>> start MATERIAL

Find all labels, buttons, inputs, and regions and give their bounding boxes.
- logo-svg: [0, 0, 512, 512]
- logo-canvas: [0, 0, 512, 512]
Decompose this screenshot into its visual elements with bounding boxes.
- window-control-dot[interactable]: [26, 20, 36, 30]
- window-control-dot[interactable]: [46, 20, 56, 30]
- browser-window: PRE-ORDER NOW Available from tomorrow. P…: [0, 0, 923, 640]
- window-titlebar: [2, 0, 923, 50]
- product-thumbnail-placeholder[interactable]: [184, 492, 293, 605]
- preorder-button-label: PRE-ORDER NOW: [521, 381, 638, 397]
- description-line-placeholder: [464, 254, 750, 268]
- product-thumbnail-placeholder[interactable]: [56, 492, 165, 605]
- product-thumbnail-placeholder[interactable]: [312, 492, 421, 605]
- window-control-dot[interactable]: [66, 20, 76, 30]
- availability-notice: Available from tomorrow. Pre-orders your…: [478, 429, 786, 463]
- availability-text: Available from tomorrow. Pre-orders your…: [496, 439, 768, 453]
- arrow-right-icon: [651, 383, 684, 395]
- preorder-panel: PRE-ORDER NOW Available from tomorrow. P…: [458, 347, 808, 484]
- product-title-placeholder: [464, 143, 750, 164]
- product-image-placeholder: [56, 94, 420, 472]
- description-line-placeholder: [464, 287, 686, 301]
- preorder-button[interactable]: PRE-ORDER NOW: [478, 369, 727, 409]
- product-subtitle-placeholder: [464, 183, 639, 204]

>> end MATERIAL

§ REQUEST:
Find each line in the data that contains the string "control", and copy those lines.

§ TASK SOLUTION:
- window-control-dot[interactable]: [26, 20, 36, 30]
- window-control-dot[interactable]: [46, 20, 56, 30]
- window-control-dot[interactable]: [66, 20, 76, 30]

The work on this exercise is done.